--- start Records ---
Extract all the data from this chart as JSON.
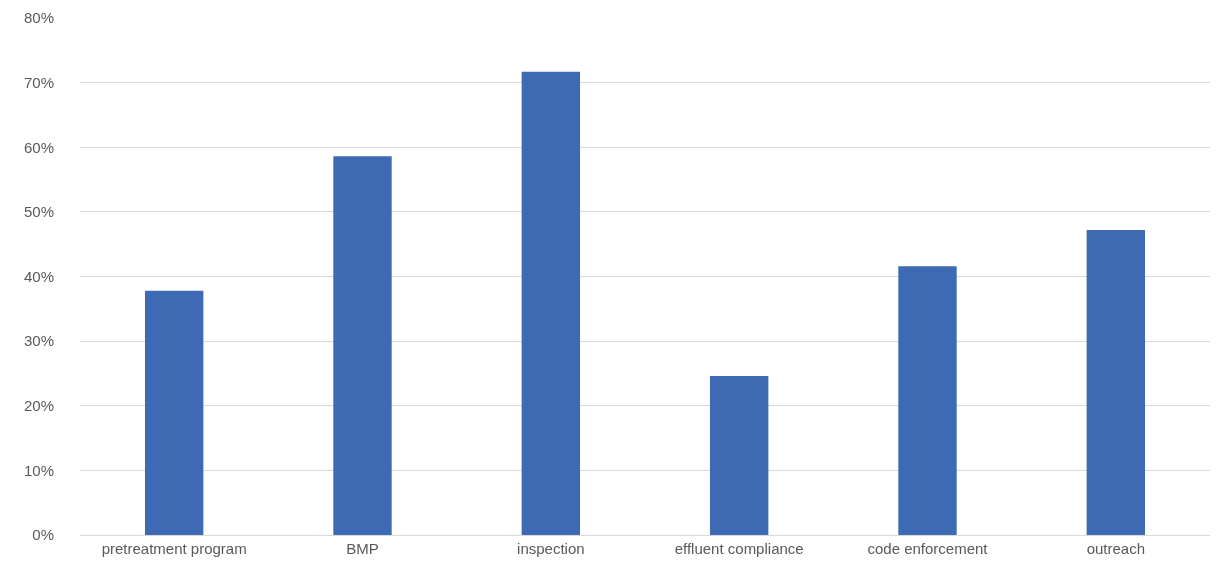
{
  "chart_data": {
    "type": "bar",
    "categories": [
      "pretreatment program",
      "BMP",
      "inspection",
      "effluent compliance",
      "code enforcement",
      "outreach"
    ],
    "values": [
      37.8,
      58.6,
      71.7,
      24.6,
      41.6,
      47.2
    ],
    "color": "#3d6ab3",
    "ylim": [
      0,
      80
    ],
    "yticks": [
      {
        "value": 0,
        "label": "0%"
      },
      {
        "value": 10,
        "label": "10%"
      },
      {
        "value": 20,
        "label": "20%"
      },
      {
        "value": 30,
        "label": "30%"
      },
      {
        "value": 40,
        "label": "40%"
      },
      {
        "value": 50,
        "label": "50%"
      },
      {
        "value": 60,
        "label": "60%"
      },
      {
        "value": 70,
        "label": "70%"
      },
      {
        "value": 80,
        "label": "80%"
      }
    ],
    "grid": "y"
  }
}
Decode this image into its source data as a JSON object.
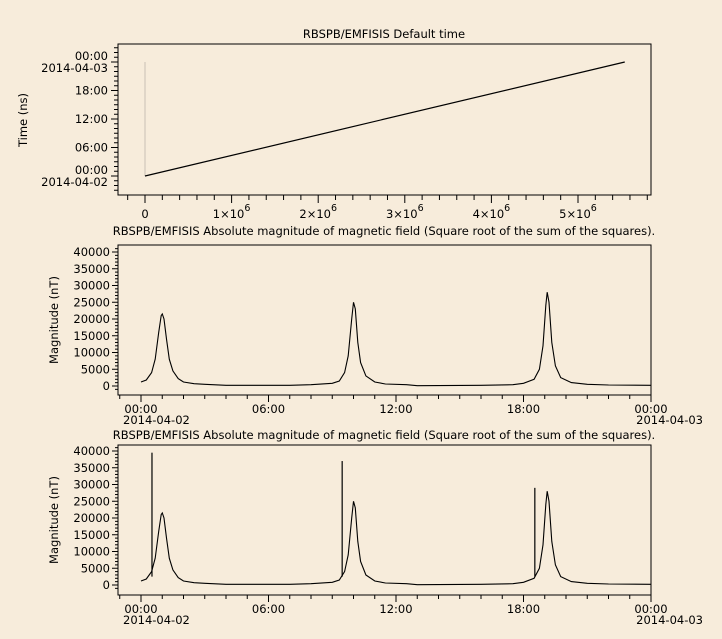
{
  "colors": {
    "background": "#f7ecdb",
    "line": "#000000",
    "faint_line": "#c8c0b4"
  },
  "chart_data": [
    {
      "type": "line",
      "title": "RBSPB/EMFISIS  Default time",
      "xlabel": "",
      "ylabel": "Time (ns)",
      "xlim": [
        -300000,
        5850000
      ],
      "x_ticks": [
        {
          "value": 0,
          "label": "0"
        },
        {
          "value": 1000000,
          "mant": "1×10",
          "exp": "6"
        },
        {
          "value": 2000000,
          "mant": "2×10",
          "exp": "6"
        },
        {
          "value": 3000000,
          "mant": "3×10",
          "exp": "6"
        },
        {
          "value": 4000000,
          "mant": "4×10",
          "exp": "6"
        },
        {
          "value": 5000000,
          "mant": "5×10",
          "exp": "6"
        }
      ],
      "y_ticks": [
        {
          "time": "00:00",
          "label": "00:00",
          "date": "2014-04-02"
        },
        {
          "time": "06:00",
          "label": "06:00"
        },
        {
          "time": "12:00",
          "label": "12:00"
        },
        {
          "time": "18:00",
          "label": "18:00"
        },
        {
          "time": "24:00",
          "label": "00:00",
          "date": "2014-04-03"
        }
      ],
      "series": [
        {
          "x": [
            0,
            5540000
          ],
          "y": [
            "2014-04-02 00:00",
            "2014-04-03 00:00"
          ]
        }
      ],
      "grid": false
    },
    {
      "type": "line",
      "title": "RBSPB/EMFISIS  Absolute magnitude of magnetic field (Square root of the sum of the squares).",
      "xlabel": "",
      "ylabel": "Magnitude (nT)",
      "ylim": [
        0,
        40000
      ],
      "y_ticks": [
        "0",
        "5000",
        "10000",
        "15000",
        "20000",
        "25000",
        "30000",
        "35000",
        "40000"
      ],
      "x_ticks": [
        {
          "time": "00:00",
          "label": "00:00",
          "date": "2014-04-02"
        },
        {
          "time": "06:00",
          "label": "06:00"
        },
        {
          "time": "12:00",
          "label": "12:00"
        },
        {
          "time": "18:00",
          "label": "18:00"
        },
        {
          "time": "24:00",
          "label": "00:00",
          "date": "2014-04-03"
        }
      ],
      "series": [
        {
          "t": [
            "00:00",
            "00:15",
            "00:30",
            "00:40",
            "00:50",
            "00:57",
            "01:00",
            "01:05",
            "01:12",
            "01:20",
            "01:30",
            "01:45",
            "02:00",
            "02:30",
            "03:00",
            "04:00",
            "07:00",
            "08:00",
            "09:00",
            "09:20",
            "09:35",
            "09:45",
            "09:55",
            "10:00",
            "10:05",
            "10:12",
            "10:20",
            "10:35",
            "11:00",
            "11:30",
            "12:30",
            "13:00",
            "16:00",
            "17:30",
            "18:00",
            "18:30",
            "18:45",
            "18:55",
            "19:03",
            "19:07",
            "19:12",
            "19:20",
            "19:30",
            "19:45",
            "20:15",
            "21:00",
            "22:00",
            "24:00"
          ],
          "y": [
            1200,
            1800,
            4000,
            8000,
            16000,
            21000,
            21500,
            20000,
            14000,
            8000,
            4500,
            2200,
            1200,
            700,
            500,
            200,
            200,
            400,
            800,
            1500,
            4000,
            9000,
            20000,
            25000,
            23000,
            13000,
            7000,
            3000,
            1200,
            600,
            400,
            100,
            200,
            400,
            800,
            2000,
            5000,
            12000,
            24000,
            28000,
            25000,
            13000,
            6000,
            2500,
            1000,
            500,
            300,
            200
          ]
        }
      ],
      "spikes": [],
      "grid": false
    },
    {
      "type": "line",
      "title": "RBSPB/EMFISIS  Absolute magnitude of magnetic field (Square root of the sum of the squares).",
      "xlabel": "",
      "ylabel": "Magnitude (nT)",
      "ylim": [
        0,
        40000
      ],
      "y_ticks": [
        "0",
        "5000",
        "10000",
        "15000",
        "20000",
        "25000",
        "30000",
        "35000",
        "40000"
      ],
      "x_ticks": [
        {
          "time": "00:00",
          "label": "00:00",
          "date": "2014-04-02"
        },
        {
          "time": "06:00",
          "label": "06:00"
        },
        {
          "time": "12:00",
          "label": "12:00"
        },
        {
          "time": "18:00",
          "label": "18:00"
        },
        {
          "time": "24:00",
          "label": "00:00",
          "date": "2014-04-03"
        }
      ],
      "series": [
        {
          "t": [
            "00:00",
            "00:15",
            "00:30",
            "00:40",
            "00:50",
            "00:57",
            "01:00",
            "01:05",
            "01:12",
            "01:20",
            "01:30",
            "01:45",
            "02:00",
            "02:30",
            "03:00",
            "04:00",
            "07:00",
            "08:00",
            "09:00",
            "09:20",
            "09:35",
            "09:45",
            "09:55",
            "10:00",
            "10:05",
            "10:12",
            "10:20",
            "10:35",
            "11:00",
            "11:30",
            "12:30",
            "13:00",
            "16:00",
            "17:30",
            "18:00",
            "18:30",
            "18:45",
            "18:55",
            "19:03",
            "19:07",
            "19:12",
            "19:20",
            "19:30",
            "19:45",
            "20:15",
            "21:00",
            "22:00",
            "24:00"
          ],
          "y": [
            1200,
            1800,
            4000,
            8000,
            16000,
            21000,
            21500,
            20000,
            14000,
            8000,
            4500,
            2200,
            1200,
            700,
            500,
            200,
            200,
            400,
            800,
            1500,
            4000,
            9000,
            20000,
            25000,
            23000,
            13000,
            7000,
            3000,
            1200,
            600,
            400,
            100,
            200,
            400,
            800,
            2000,
            5000,
            12000,
            24000,
            28000,
            25000,
            13000,
            6000,
            2500,
            1000,
            500,
            300,
            200
          ]
        }
      ],
      "spikes": [
        {
          "t": "00:31",
          "y": 39500
        },
        {
          "t": "09:28",
          "y": 37000
        },
        {
          "t": "18:32",
          "y": 29000
        }
      ],
      "grid": false
    }
  ]
}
--- end Records ---
Your goal →
Omit any images, then output the listing exactly.

Response →
Extract all the data from this chart as JSON.
{
  "chart_data": {
    "type": "bar",
    "categories": [
      "pretreatment program",
      "BMP",
      "inspection",
      "effluent compliance",
      "code enforcement",
      "outreach"
    ],
    "values": [
      37.8,
      58.6,
      71.7,
      24.6,
      41.6,
      47.2
    ],
    "color": "#3d6ab3",
    "ylim": [
      0,
      80
    ],
    "yticks": [
      {
        "value": 0,
        "label": "0%"
      },
      {
        "value": 10,
        "label": "10%"
      },
      {
        "value": 20,
        "label": "20%"
      },
      {
        "value": 30,
        "label": "30%"
      },
      {
        "value": 40,
        "label": "40%"
      },
      {
        "value": 50,
        "label": "50%"
      },
      {
        "value": 60,
        "label": "60%"
      },
      {
        "value": 70,
        "label": "70%"
      },
      {
        "value": 80,
        "label": "80%"
      }
    ],
    "grid": "y"
  }
}
Decode this image into its source data as a JSON object.
{
  "colors": {
    "background": "#f7ecdb",
    "line": "#000000",
    "faint_line": "#c8c0b4"
  },
  "chart_data": [
    {
      "type": "line",
      "title": "RBSPB/EMFISIS  Default time",
      "xlabel": "",
      "ylabel": "Time (ns)",
      "xlim": [
        -300000,
        5850000
      ],
      "x_ticks": [
        {
          "value": 0,
          "label": "0"
        },
        {
          "value": 1000000,
          "mant": "1×10",
          "exp": "6"
        },
        {
          "value": 2000000,
          "mant": "2×10",
          "exp": "6"
        },
        {
          "value": 3000000,
          "mant": "3×10",
          "exp": "6"
        },
        {
          "value": 4000000,
          "mant": "4×10",
          "exp": "6"
        },
        {
          "value": 5000000,
          "mant": "5×10",
          "exp": "6"
        }
      ],
      "y_ticks": [
        {
          "time": "00:00",
          "label": "00:00",
          "date": "2014-04-02"
        },
        {
          "time": "06:00",
          "label": "06:00"
        },
        {
          "time": "12:00",
          "label": "12:00"
        },
        {
          "time": "18:00",
          "label": "18:00"
        },
        {
          "time": "24:00",
          "label": "00:00",
          "date": "2014-04-03"
        }
      ],
      "series": [
        {
          "x": [
            0,
            5540000
          ],
          "y": [
            "2014-04-02 00:00",
            "2014-04-03 00:00"
          ]
        }
      ],
      "grid": false
    },
    {
      "type": "line",
      "title": "RBSPB/EMFISIS  Absolute magnitude of magnetic field (Square root of the sum of the squares).",
      "xlabel": "",
      "ylabel": "Magnitude (nT)",
      "ylim": [
        0,
        40000
      ],
      "y_ticks": [
        "0",
        "5000",
        "10000",
        "15000",
        "20000",
        "25000",
        "30000",
        "35000",
        "40000"
      ],
      "x_ticks": [
        {
          "time": "00:00",
          "label": "00:00",
          "date": "2014-04-02"
        },
        {
          "time": "06:00",
          "label": "06:00"
        },
        {
          "time": "12:00",
          "label": "12:00"
        },
        {
          "time": "18:00",
          "label": "18:00"
        },
        {
          "time": "24:00",
          "label": "00:00",
          "date": "2014-04-03"
        }
      ],
      "series": [
        {
          "t": [
            "00:00",
            "00:15",
            "00:30",
            "00:40",
            "00:50",
            "00:57",
            "01:00",
            "01:05",
            "01:12",
            "01:20",
            "01:30",
            "01:45",
            "02:00",
            "02:30",
            "03:00",
            "04:00",
            "07:00",
            "08:00",
            "09:00",
            "09:20",
            "09:35",
            "09:45",
            "09:55",
            "10:00",
            "10:05",
            "10:12",
            "10:20",
            "10:35",
            "11:00",
            "11:30",
            "12:30",
            "13:00",
            "16:00",
            "17:30",
            "18:00",
            "18:30",
            "18:45",
            "18:55",
            "19:03",
            "19:07",
            "19:12",
            "19:20",
            "19:30",
            "19:45",
            "20:15",
            "21:00",
            "22:00",
            "24:00"
          ],
          "y": [
            1200,
            1800,
            4000,
            8000,
            16000,
            21000,
            21500,
            20000,
            14000,
            8000,
            4500,
            2200,
            1200,
            700,
            500,
            200,
            200,
            400,
            800,
            1500,
            4000,
            9000,
            20000,
            25000,
            23000,
            13000,
            7000,
            3000,
            1200,
            600,
            400,
            100,
            200,
            400,
            800,
            2000,
            5000,
            12000,
            24000,
            28000,
            25000,
            13000,
            6000,
            2500,
            1000,
            500,
            300,
            200
          ]
        }
      ],
      "spikes": [],
      "grid": false
    },
    {
      "type": "line",
      "title": "RBSPB/EMFISIS  Absolute magnitude of magnetic field (Square root of the sum of the squares).",
      "xlabel": "",
      "ylabel": "Magnitude (nT)",
      "ylim": [
        0,
        40000
      ],
      "y_ticks": [
        "0",
        "5000",
        "10000",
        "15000",
        "20000",
        "25000",
        "30000",
        "35000",
        "40000"
      ],
      "x_ticks": [
        {
          "time": "00:00",
          "label": "00:00",
          "date": "2014-04-02"
        },
        {
          "time": "06:00",
          "label": "06:00"
        },
        {
          "time": "12:00",
          "label": "12:00"
        },
        {
          "time": "18:00",
          "label": "18:00"
        },
        {
          "time": "24:00",
          "label": "00:00",
          "date": "2014-04-03"
        }
      ],
      "series": [
        {
          "t": [
            "00:00",
            "00:15",
            "00:30",
            "00:40",
            "00:50",
            "00:57",
            "01:00",
            "01:05",
            "01:12",
            "01:20",
            "01:30",
            "01:45",
            "02:00",
            "02:30",
            "03:00",
            "04:00",
            "07:00",
            "08:00",
            "09:00",
            "09:20",
            "09:35",
            "09:45",
            "09:55",
            "10:00",
            "10:05",
            "10:12",
            "10:20",
            "10:35",
            "11:00",
            "11:30",
            "12:30",
            "13:00",
            "16:00",
            "17:30",
            "18:00",
            "18:30",
            "18:45",
            "18:55",
            "19:03",
            "19:07",
            "19:12",
            "19:20",
            "19:30",
            "19:45",
            "20:15",
            "21:00",
            "22:00",
            "24:00"
          ],
          "y": [
            1200,
            1800,
            4000,
            8000,
            16000,
            21000,
            21500,
            20000,
            14000,
            8000,
            4500,
            2200,
            1200,
            700,
            500,
            200,
            200,
            400,
            800,
            1500,
            4000,
            9000,
            20000,
            25000,
            23000,
            13000,
            7000,
            3000,
            1200,
            600,
            400,
            100,
            200,
            400,
            800,
            2000,
            5000,
            12000,
            24000,
            28000,
            25000,
            13000,
            6000,
            2500,
            1000,
            500,
            300,
            200
          ]
        }
      ],
      "spikes": [
        {
          "t": "00:31",
          "y": 39500
        },
        {
          "t": "09:28",
          "y": 37000
        },
        {
          "t": "18:32",
          "y": 29000
        }
      ],
      "grid": false
    }
  ]
}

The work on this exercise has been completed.